PROBLEM DESCRIPTION - Check each line of the data below for the word "correct", then extract the ones that have it.
*** LISTED ENTRIES ***
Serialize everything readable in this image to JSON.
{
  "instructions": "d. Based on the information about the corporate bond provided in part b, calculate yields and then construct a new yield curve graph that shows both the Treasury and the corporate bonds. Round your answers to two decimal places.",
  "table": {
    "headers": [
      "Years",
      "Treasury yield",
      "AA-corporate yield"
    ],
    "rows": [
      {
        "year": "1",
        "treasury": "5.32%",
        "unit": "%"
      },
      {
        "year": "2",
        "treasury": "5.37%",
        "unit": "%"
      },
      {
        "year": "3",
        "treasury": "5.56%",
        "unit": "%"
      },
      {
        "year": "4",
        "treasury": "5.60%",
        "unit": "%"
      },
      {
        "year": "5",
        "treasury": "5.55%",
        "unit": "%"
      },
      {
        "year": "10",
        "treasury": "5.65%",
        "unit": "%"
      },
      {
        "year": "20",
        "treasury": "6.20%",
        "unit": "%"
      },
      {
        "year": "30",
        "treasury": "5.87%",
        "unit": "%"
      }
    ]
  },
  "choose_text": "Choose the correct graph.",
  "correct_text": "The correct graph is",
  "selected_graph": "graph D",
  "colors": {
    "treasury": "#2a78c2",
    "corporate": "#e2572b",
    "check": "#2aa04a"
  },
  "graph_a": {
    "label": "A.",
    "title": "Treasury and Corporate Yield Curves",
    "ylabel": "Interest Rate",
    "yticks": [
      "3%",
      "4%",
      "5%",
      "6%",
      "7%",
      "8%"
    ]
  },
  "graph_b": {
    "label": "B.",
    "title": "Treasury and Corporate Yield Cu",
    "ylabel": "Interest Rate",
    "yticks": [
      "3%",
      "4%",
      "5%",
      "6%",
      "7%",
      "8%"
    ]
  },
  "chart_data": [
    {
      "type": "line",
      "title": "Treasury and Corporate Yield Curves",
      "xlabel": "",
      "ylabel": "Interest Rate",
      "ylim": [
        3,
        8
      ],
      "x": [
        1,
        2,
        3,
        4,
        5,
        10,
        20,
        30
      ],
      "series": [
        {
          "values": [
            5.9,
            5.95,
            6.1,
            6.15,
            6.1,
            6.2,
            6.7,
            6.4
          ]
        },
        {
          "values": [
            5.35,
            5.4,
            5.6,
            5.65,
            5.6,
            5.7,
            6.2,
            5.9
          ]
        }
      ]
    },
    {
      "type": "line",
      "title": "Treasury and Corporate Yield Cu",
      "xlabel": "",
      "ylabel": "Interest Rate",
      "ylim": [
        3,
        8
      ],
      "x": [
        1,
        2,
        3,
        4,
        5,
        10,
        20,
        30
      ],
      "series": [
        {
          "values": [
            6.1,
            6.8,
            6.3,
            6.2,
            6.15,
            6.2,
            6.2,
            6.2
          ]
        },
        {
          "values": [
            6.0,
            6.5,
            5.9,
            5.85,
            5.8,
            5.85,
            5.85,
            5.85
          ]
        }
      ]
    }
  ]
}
***
RESPONSE TO THE EXERCISE -
  "choose_text": "Choose the correct graph.",
  "correct_text": "The correct graph is",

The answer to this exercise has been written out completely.